[Layout dataset rows]
= = = = =
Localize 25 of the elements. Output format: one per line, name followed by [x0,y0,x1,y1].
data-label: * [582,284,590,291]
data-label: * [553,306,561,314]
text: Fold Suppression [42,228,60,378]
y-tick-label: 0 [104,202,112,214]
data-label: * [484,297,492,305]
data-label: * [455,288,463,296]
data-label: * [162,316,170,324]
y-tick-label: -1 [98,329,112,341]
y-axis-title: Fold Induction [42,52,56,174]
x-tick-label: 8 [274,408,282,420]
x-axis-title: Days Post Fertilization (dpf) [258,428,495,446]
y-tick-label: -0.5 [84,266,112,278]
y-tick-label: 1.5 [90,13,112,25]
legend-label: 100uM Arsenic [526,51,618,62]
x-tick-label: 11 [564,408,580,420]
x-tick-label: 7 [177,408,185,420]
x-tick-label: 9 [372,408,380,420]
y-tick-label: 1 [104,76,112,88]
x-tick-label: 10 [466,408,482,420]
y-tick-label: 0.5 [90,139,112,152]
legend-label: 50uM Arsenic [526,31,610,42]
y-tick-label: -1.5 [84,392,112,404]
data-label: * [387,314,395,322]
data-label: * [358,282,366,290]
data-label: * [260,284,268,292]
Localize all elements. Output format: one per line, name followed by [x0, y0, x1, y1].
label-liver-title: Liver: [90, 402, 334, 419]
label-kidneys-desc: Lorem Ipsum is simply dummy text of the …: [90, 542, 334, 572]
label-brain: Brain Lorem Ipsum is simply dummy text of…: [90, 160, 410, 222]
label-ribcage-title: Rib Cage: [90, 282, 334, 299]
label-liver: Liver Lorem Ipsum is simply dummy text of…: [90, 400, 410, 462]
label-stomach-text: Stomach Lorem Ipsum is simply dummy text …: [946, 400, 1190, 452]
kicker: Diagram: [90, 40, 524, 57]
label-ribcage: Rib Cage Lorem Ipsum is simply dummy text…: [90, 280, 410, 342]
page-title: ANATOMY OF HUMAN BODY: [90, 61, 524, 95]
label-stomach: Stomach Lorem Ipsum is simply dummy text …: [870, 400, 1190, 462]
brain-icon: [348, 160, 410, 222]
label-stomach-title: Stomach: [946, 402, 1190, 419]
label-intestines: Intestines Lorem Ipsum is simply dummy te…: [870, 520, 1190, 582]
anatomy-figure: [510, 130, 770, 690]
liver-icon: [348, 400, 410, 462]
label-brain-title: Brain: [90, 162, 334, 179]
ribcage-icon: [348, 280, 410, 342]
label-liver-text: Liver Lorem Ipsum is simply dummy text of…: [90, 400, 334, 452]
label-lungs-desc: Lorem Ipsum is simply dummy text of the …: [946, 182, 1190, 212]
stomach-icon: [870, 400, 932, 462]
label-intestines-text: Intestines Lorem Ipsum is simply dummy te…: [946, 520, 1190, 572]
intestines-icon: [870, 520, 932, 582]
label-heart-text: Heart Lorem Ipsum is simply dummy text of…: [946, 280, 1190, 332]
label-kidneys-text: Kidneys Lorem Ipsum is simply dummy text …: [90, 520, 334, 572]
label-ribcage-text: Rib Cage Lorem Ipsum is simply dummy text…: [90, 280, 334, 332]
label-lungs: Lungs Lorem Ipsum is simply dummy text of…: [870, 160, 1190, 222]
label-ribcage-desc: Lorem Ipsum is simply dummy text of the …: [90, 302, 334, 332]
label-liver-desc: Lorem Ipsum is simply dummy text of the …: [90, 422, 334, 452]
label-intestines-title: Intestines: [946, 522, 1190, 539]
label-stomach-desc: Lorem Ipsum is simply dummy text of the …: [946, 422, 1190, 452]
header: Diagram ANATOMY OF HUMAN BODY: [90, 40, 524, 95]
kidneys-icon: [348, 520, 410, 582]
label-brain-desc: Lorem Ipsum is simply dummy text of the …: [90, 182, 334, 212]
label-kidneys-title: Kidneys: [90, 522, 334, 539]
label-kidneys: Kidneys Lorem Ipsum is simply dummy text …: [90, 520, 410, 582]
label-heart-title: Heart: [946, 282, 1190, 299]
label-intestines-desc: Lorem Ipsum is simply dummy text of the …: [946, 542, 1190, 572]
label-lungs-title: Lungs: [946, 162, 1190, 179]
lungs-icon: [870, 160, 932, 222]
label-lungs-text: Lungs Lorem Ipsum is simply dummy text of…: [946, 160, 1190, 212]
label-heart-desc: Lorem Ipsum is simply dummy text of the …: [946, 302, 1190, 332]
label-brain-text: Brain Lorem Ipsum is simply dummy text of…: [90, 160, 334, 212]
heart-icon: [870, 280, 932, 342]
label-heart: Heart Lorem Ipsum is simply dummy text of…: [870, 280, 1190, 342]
= = = = =
*EXERCISE*
Present all of the rows above as a Markdown table with two columns, Nr for the row number and Line for the line itself, skipping any blank lines.

*THE REPLY*
| Nr | Line |
|---|---|
| 1 | Localize 25 of the elements. Output format: one per line, name followed by [x0,y0,x1,y1]. |
| 2 | data-label: * [582,284,590,291] |
| 3 | data-label: * [553,306,561,314] |
| 4 | text: Fold Suppression [42,228,60,378] |
| 5 | y-tick-label: 0 [104,202,112,214] |
| 6 | data-label: * [484,297,492,305] |
| 7 | data-label: * [455,288,463,296] |
| 8 | data-label: * [162,316,170,324] |
| 9 | y-tick-label: -1 [98,329,112,341] |
| 10 | y-axis-title: Fold Induction [42,52,56,174] |
| 11 | x-tick-label: 8 [274,408,282,420] |
| 12 | x-axis-title: Days Post Fertilization (dpf) [258,428,495,446] |
| 13 | y-tick-label: -0.5 [84,266,112,278] |
| 14 | y-tick-label: 1.5 [90,13,112,25] |
| 15 | legend-label: 100uM Arsenic [526,51,618,62] |
| 16 | x-tick-label: 11 [564,408,580,420] |
| 17 | x-tick-label: 7 [177,408,185,420] |
| 18 | x-tick-label: 9 [372,408,380,420] |
| 19 | y-tick-label: 1 [104,76,112,88] |
| 20 | x-tick-label: 10 [466,408,482,420] |
| 21 | y-tick-label: 0.5 [90,139,112,152] |
| 22 | legend-label: 50uM Arsenic [526,31,610,42] |
| 23 | y-tick-label: -1.5 [84,392,112,404] |
| 24 | data-label: * [387,314,395,322] |
| 25 | data-label: * [358,282,366,290] |
| 26 | data-label: * [260,284,268,292] |
| 27 | Localize all elements. Output format: one per line, name followed by [x0, y0, x1, y1]. |
| 28 | label-liver-title: Liver: [90, 402, 334, 419] |
| 29 | label-kidneys-desc: Lorem Ipsum is simply dummy text of the …: [90, 542, 334, 572] |
| 30 | label-brain: Brain Lorem Ipsum is simply dummy text of…: [90, 160, 410, 222] |
| 31 | label-ribcage-title: Rib Cage: [90, 282, 334, 299] |
| 32 | label-liver: Liver Lorem Ipsum is simply dummy text of…: [90, 400, 410, 462] |
| 33 | label-stomach-text: Stomach Lorem Ipsum is simply dummy text …: [946, 400, 1190, 452] |
| 34 | kicker: Diagram: [90, 40, 524, 57] |
| 35 | label-ribcage: Rib Cage Lorem Ipsum is simply dummy text…: [90, 280, 410, 342] |
| 36 | page-title: ANATOMY OF HUMAN BODY: [90, 61, 524, 95] |
| 37 | label-stomach: Stomach Lorem Ipsum is simply dummy text …: [870, 400, 1190, 462] |
| 38 | brain-icon: [348, 160, 410, 222] |
| 39 | label-stomach-title: Stomach: [946, 402, 1190, 419] |
| 40 | label-intestines: Intestines Lorem Ipsum is simply dummy te…: [870, 520, 1190, 582] |
| 41 | anatomy-figure: [510, 130, 770, 690] |
| 42 | liver-icon: [348, 400, 410, 462] |
| 43 | label-brain-title: Brain: [90, 162, 334, 179] |
| 44 | ribcage-icon: [348, 280, 410, 342] |
| 45 | label-liver-text: Liver Lorem Ipsum is simply dummy text of…: [90, 400, 334, 452] |
| 46 | label-lungs-desc: Lorem Ipsum is simply dummy text of the …: [946, 182, 1190, 212] |
| 47 | stomach-icon: [870, 400, 932, 462] |
| 48 | label-intestines-text: Intestines Lorem Ipsum is simply dummy te…: [946, 520, 1190, 572] |
| 49 | intestines-icon: [870, 520, 932, 582] |
| 50 | label-heart-text: Heart Lorem Ipsum is simply dummy text of…: [946, 280, 1190, 332] |
| 51 | label-kidneys-text: Kidneys Lorem Ipsum is simply dummy text …: [90, 520, 334, 572] |
| 52 | label-ribcage-text: Rib Cage Lorem Ipsum is simply dummy text…: [90, 280, 334, 332] |
| 53 | label-lungs: Lungs Lorem Ipsum is simply dummy text of…: [870, 160, 1190, 222] |
| 54 | label-ribcage-desc: Lorem Ipsum is simply dummy text of the …: [90, 302, 334, 332] |
| 55 | label-liver-desc: Lorem Ipsum is simply dummy text of the …: [90, 422, 334, 452] |
| 56 | label-intestines-title: Intestines: [946, 522, 1190, 539] |
| 57 | label-stomach-desc: Lorem Ipsum is simply dummy text of the …: [946, 422, 1190, 452] |
| 58 | header: Diagram ANATOMY OF HUMAN BODY: [90, 40, 524, 95] |
| 59 | kidneys-icon: [348, 520, 410, 582] |
| 60 | label-brain-desc: Lorem Ipsum is simply dummy text of the …: [90, 182, 334, 212] |
| 61 | label-kidneys-title: Kidneys: [90, 522, 334, 539] |
| 62 | label-kidneys: Kidneys Lorem Ipsum is simply dummy text …: [90, 520, 410, 582] |
| 63 | label-heart-title: Heart: [946, 282, 1190, 299] |
| 64 | label-intestines-desc: Lorem Ipsum is simply dummy text of the …: [946, 542, 1190, 572] |
| 65 | label-lungs-title: Lungs: [946, 162, 1190, 179] |
| 66 | lungs-icon: [870, 160, 932, 222] |
| 67 | label-lungs-text: Lungs Lorem Ipsum is simply dummy text of…: [946, 160, 1190, 212] |
| 68 | label-heart-desc: Lorem Ipsum is simply dummy text of the …: [946, 302, 1190, 332] |
| 69 | label-brain-text: Brain Lorem Ipsum is simply dummy text of…: [90, 160, 334, 212] |
| 70 | heart-icon: [870, 280, 932, 342] |
| 71 | label-heart: Heart Lorem Ipsum is simply dummy text of…: [870, 280, 1190, 342] |